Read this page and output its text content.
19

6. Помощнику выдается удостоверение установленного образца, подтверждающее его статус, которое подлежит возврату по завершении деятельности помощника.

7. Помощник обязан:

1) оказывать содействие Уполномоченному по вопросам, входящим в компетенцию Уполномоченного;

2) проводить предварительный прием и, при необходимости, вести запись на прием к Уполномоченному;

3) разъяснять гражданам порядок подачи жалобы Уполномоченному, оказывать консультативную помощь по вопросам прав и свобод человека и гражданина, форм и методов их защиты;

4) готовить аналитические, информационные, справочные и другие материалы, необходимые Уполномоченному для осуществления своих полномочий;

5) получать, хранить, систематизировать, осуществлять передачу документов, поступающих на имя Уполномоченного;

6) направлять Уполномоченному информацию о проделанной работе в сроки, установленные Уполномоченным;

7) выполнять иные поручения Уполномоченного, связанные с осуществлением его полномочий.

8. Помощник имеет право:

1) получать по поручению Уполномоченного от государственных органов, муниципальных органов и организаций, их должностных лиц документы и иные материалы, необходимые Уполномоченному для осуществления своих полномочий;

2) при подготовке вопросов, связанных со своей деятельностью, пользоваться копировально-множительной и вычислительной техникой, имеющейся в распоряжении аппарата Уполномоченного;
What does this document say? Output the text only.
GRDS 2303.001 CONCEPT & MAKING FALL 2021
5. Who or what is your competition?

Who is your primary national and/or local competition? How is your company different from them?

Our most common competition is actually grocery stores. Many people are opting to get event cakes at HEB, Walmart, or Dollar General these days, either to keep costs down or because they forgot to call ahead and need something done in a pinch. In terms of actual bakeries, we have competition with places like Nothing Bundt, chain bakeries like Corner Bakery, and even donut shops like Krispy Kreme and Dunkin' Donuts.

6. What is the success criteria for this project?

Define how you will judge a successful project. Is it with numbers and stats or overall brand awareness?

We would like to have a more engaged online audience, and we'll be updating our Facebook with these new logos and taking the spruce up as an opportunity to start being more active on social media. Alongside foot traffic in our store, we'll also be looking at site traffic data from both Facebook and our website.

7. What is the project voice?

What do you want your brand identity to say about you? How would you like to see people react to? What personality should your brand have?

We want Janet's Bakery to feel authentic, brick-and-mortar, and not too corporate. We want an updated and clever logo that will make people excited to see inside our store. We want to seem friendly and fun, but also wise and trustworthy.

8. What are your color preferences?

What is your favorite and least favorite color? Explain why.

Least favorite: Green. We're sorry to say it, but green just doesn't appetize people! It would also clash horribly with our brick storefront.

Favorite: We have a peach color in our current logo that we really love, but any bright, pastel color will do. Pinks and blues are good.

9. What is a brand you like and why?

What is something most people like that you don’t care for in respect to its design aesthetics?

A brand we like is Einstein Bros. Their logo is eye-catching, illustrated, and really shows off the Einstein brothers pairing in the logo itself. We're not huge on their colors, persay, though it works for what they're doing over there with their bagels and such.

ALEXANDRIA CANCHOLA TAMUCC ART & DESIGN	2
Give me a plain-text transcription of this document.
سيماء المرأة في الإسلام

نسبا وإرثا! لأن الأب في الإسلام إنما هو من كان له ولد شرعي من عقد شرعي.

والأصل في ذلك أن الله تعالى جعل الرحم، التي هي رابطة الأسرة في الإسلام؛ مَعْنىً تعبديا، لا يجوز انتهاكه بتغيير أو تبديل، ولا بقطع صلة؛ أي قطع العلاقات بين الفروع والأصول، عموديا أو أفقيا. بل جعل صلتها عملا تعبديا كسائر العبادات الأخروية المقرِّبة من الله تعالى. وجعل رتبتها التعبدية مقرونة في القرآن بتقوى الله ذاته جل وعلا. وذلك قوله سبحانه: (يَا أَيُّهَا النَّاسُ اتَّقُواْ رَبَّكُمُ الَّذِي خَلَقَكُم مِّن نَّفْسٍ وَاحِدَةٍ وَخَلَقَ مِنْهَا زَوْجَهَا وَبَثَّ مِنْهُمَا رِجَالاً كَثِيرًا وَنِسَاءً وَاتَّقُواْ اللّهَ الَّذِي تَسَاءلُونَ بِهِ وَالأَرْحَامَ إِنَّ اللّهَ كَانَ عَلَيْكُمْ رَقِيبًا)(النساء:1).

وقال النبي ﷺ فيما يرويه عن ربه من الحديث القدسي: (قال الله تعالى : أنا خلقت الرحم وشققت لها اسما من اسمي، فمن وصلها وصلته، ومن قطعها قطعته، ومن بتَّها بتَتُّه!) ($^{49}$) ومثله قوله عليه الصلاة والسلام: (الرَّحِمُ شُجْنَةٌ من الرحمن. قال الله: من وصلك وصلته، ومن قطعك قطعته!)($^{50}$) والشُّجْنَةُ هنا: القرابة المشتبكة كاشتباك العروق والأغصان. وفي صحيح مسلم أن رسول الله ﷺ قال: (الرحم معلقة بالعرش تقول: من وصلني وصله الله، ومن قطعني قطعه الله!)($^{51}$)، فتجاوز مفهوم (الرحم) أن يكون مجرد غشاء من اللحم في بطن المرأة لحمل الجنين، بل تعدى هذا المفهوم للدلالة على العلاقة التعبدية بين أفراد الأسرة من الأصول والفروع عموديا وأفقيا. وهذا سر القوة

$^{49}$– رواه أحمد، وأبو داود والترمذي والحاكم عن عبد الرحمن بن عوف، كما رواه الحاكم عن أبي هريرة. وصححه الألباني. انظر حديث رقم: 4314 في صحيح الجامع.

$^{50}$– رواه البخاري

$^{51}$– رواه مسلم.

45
──────────
PROBLEM
Search the listing for the string "competition". Copy each line where it turns up.

EXERCISE OUTPUT
5. Who or what is your competition?
Who is your primary national and/or local competition? How is your company different from them?
Our most common competition is actually grocery stores. Many people are opting to get event cakes at HEB, Walmart, or Dollar General these days, either to keep costs down or because they forgot to call ahead and need something done in a pinch. In terms of actual bakeries, we have competition with places like Nothing Bundt, chain bakeries like Corner Bakery, and even donut shops like Krispy Kreme and Dunkin' Donuts.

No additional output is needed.